§ Task to complete: Could you report every line from the entries that includes the word "finns"?

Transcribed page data
○ ○ ○

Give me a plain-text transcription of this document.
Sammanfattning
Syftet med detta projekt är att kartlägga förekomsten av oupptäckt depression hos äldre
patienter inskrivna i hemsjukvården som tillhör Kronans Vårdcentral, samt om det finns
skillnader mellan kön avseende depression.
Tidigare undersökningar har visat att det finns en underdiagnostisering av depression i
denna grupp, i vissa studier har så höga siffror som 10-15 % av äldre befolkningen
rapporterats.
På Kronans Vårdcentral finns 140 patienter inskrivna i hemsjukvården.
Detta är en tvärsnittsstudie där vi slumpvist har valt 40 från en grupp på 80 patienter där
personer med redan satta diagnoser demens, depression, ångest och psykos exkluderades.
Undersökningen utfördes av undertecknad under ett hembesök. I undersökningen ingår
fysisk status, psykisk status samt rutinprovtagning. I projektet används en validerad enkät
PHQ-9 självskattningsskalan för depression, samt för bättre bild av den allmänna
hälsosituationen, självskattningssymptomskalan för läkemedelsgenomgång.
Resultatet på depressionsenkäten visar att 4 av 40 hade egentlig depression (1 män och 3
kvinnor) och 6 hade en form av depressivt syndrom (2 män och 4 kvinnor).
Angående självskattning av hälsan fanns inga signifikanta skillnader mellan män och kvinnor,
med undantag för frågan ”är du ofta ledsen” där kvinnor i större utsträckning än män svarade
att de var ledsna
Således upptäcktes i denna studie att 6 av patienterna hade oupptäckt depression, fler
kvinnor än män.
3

○ ○ ○

§ Completed exercise:
patienter inskrivna i hemsjukvården som tillhör Kronans Vårdcentral, samt om det finns
Tidigare undersökningar har visat att det finns en underdiagnostisering av depression i
På Kronans Vårdcentral finns 140 patienter inskrivna i hemsjukvården.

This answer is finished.